Rewrite everything from the start of the records down to the line containing "property-value: Backup_NEW <box>808", both ends included, substituting "Folder" for every "폴더" and keeping all else the same.

── Rows ──

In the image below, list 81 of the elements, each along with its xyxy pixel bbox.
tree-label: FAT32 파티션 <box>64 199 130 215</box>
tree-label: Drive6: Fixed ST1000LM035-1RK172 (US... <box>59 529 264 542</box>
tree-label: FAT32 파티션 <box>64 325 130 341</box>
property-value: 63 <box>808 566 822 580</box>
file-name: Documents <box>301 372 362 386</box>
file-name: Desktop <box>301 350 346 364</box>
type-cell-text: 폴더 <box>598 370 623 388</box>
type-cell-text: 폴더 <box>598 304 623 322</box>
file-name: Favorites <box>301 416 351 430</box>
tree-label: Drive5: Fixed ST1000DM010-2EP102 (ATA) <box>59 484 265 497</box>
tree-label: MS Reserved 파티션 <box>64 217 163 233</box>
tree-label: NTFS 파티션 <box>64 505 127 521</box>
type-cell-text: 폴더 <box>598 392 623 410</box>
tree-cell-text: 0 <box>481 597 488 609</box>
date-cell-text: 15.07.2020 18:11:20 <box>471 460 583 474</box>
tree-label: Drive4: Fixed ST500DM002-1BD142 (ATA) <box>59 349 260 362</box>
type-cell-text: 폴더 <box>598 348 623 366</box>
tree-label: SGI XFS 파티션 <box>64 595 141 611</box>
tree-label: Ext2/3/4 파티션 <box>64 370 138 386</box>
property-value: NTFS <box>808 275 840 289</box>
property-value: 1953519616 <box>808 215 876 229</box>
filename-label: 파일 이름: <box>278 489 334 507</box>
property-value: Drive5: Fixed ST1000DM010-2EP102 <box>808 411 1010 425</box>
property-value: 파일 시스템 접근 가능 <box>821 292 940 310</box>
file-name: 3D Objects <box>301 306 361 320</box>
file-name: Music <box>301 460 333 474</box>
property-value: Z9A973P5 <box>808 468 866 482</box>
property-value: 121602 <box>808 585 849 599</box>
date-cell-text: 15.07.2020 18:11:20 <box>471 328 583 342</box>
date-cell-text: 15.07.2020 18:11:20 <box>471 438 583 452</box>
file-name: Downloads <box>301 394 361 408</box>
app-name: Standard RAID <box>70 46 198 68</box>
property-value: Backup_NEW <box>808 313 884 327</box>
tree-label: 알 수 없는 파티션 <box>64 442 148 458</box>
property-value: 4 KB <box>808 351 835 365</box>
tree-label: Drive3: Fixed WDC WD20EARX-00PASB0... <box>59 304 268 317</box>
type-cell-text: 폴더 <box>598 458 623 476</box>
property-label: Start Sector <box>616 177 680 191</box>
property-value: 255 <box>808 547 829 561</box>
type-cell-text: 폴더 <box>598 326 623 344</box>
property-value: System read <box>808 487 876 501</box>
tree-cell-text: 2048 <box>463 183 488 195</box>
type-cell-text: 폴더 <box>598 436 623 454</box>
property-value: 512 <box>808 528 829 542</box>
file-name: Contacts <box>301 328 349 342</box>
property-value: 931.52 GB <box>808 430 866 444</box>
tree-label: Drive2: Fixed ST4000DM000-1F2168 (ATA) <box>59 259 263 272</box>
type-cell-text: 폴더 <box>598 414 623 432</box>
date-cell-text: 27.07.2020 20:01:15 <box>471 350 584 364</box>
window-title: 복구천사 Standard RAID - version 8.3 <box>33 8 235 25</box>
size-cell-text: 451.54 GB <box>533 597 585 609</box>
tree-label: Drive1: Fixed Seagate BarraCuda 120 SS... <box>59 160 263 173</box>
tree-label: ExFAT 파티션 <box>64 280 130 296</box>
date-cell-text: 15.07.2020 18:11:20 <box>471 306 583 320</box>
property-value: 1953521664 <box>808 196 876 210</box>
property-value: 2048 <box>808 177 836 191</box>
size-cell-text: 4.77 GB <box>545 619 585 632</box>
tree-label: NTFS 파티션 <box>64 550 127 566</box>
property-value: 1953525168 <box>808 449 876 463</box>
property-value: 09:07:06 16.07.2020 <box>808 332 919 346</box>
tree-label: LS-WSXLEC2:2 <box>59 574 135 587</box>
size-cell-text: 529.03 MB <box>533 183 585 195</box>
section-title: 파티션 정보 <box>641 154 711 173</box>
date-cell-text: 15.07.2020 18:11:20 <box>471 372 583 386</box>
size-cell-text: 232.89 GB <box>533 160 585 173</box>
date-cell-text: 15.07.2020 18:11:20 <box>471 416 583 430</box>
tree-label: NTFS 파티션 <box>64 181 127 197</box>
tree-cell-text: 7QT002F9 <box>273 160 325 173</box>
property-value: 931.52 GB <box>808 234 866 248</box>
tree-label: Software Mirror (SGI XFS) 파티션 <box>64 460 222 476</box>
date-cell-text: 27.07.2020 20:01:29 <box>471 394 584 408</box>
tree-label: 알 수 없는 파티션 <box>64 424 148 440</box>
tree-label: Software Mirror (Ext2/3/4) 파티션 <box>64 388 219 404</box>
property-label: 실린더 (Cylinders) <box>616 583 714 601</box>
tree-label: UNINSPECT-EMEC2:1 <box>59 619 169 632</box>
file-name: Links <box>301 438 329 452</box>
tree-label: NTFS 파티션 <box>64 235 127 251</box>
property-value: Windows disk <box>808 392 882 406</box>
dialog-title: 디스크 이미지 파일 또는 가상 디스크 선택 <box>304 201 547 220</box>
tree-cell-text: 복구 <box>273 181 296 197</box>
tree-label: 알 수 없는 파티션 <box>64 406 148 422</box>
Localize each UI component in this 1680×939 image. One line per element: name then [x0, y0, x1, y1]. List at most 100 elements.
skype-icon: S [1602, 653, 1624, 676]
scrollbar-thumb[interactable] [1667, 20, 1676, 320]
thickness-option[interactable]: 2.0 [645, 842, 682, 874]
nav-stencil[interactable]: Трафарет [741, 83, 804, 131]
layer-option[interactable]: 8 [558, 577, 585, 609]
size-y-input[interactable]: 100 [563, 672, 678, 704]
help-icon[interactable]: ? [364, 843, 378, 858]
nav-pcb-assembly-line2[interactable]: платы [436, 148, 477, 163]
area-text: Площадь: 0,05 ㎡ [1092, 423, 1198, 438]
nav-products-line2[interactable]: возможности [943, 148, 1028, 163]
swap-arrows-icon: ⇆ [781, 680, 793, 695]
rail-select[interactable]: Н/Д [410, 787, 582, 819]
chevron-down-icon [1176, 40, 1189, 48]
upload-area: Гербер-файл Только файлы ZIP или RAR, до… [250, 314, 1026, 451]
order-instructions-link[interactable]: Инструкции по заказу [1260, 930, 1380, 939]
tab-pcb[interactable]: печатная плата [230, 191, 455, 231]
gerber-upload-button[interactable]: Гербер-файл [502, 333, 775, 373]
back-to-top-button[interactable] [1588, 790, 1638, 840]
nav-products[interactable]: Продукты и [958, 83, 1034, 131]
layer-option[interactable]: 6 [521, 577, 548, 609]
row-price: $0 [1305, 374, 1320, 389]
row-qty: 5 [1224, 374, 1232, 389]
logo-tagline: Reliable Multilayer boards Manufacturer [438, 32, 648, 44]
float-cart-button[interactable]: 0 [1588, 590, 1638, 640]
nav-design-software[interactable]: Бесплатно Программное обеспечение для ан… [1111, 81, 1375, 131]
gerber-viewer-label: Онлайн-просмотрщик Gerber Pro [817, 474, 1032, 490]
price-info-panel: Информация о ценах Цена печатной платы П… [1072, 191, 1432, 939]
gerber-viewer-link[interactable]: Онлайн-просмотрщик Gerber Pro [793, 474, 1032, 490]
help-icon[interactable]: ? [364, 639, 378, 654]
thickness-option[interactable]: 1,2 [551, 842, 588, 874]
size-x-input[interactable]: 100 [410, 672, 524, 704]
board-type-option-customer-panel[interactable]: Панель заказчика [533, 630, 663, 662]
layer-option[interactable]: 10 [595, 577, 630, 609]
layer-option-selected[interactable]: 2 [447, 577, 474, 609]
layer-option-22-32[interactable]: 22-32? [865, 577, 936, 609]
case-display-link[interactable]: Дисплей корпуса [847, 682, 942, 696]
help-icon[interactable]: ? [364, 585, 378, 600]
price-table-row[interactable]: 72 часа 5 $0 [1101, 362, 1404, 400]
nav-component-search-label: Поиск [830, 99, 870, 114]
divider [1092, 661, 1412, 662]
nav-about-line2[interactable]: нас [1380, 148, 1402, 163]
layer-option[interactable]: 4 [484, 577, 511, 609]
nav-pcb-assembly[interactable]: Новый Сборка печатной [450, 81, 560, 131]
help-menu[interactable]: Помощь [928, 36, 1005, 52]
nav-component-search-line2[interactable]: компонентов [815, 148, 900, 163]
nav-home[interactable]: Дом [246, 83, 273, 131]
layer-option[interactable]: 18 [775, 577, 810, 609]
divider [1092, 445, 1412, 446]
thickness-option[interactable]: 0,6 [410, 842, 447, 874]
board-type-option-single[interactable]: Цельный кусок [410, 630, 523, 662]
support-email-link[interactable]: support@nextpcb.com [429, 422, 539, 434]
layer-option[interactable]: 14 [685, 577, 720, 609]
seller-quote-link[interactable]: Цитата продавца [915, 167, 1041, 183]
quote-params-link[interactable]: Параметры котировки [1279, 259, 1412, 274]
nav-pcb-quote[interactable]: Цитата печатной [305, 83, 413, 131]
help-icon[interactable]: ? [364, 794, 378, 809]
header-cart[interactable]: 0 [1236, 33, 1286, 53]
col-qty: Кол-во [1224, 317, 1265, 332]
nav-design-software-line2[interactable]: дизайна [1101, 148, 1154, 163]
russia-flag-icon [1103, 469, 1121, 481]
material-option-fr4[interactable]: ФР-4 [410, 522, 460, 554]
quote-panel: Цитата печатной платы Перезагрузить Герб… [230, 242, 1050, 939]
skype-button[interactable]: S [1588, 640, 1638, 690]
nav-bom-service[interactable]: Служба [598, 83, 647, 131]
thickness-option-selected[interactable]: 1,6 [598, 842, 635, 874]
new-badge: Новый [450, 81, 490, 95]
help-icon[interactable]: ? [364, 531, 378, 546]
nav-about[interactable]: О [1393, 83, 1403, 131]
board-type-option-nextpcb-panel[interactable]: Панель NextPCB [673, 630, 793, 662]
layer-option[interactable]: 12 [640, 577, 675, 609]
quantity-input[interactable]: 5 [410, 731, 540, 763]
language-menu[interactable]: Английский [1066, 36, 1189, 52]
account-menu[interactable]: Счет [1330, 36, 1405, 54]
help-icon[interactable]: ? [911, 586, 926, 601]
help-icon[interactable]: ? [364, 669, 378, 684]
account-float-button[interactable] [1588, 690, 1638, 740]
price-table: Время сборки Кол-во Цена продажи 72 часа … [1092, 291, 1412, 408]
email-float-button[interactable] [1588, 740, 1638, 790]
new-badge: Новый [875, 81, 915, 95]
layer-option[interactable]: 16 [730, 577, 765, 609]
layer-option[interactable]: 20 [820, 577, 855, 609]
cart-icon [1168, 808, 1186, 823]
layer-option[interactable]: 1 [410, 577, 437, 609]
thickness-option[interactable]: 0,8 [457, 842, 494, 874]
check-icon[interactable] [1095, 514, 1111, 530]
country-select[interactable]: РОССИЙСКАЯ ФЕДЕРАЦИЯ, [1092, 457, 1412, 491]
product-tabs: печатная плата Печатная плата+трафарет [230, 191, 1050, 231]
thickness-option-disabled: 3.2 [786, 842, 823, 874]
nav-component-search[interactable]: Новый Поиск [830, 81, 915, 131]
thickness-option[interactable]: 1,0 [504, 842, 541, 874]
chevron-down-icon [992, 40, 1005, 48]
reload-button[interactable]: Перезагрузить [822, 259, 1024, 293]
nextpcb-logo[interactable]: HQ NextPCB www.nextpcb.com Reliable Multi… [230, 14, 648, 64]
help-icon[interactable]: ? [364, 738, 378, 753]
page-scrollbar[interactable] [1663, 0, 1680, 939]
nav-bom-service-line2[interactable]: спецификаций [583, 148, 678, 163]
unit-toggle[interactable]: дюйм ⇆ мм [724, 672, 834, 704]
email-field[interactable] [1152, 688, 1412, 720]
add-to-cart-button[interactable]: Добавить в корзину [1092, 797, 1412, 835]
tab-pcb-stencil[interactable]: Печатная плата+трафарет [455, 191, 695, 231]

───

Final result:
In the image below, list 81 of the elements, each along with its xyxy pixel bbox.
tree-label: FAT32 파티션 <box>64 199 130 215</box>
tree-label: Drive6: Fixed ST1000LM035-1RK172 (US... <box>59 529 264 542</box>
tree-label: FAT32 파티션 <box>64 325 130 341</box>
property-value: 63 <box>808 566 822 580</box>
file-name: Documents <box>301 372 362 386</box>
file-name: Desktop <box>301 350 346 364</box>
type-cell-text: Folder <box>598 370 623 388</box>
type-cell-text: Folder <box>598 304 623 322</box>
file-name: Favorites <box>301 416 351 430</box>
tree-label: Drive5: Fixed ST1000DM010-2EP102 (ATA) <box>59 484 265 497</box>
tree-label: MS Reserved 파티션 <box>64 217 163 233</box>
tree-label: NTFS 파티션 <box>64 505 127 521</box>
type-cell-text: Folder <box>598 392 623 410</box>
tree-cell-text: 0 <box>481 597 488 609</box>
date-cell-text: 15.07.2020 18:11:20 <box>471 460 583 474</box>
tree-label: Drive4: Fixed ST500DM002-1BD142 (ATA) <box>59 349 260 362</box>
type-cell-text: Folder <box>598 348 623 366</box>
tree-label: SGI XFS 파티션 <box>64 595 141 611</box>
tree-label: Ext2/3/4 파티션 <box>64 370 138 386</box>
property-value: NTFS <box>808 275 840 289</box>
property-value: 1953519616 <box>808 215 876 229</box>
filename-label: 파일 이름: <box>278 489 334 507</box>
property-value: Drive5: Fixed ST1000DM010-2EP102 <box>808 411 1010 425</box>
property-value: 파일 시스템 접근 가능 <box>821 292 940 310</box>
file-name: 3D Objects <box>301 306 361 320</box>
file-name: Music <box>301 460 333 474</box>
property-value: Z9A973P5 <box>808 468 866 482</box>
property-value: 121602 <box>808 585 849 599</box>
date-cell-text: 15.07.2020 18:11:20 <box>471 328 583 342</box>
date-cell-text: 15.07.2020 18:11:20 <box>471 438 583 452</box>
file-name: Downloads <box>301 394 361 408</box>
app-name: Standard RAID <box>70 46 198 68</box>
property-value: Backup_NEW <box>808 313 884 327</box>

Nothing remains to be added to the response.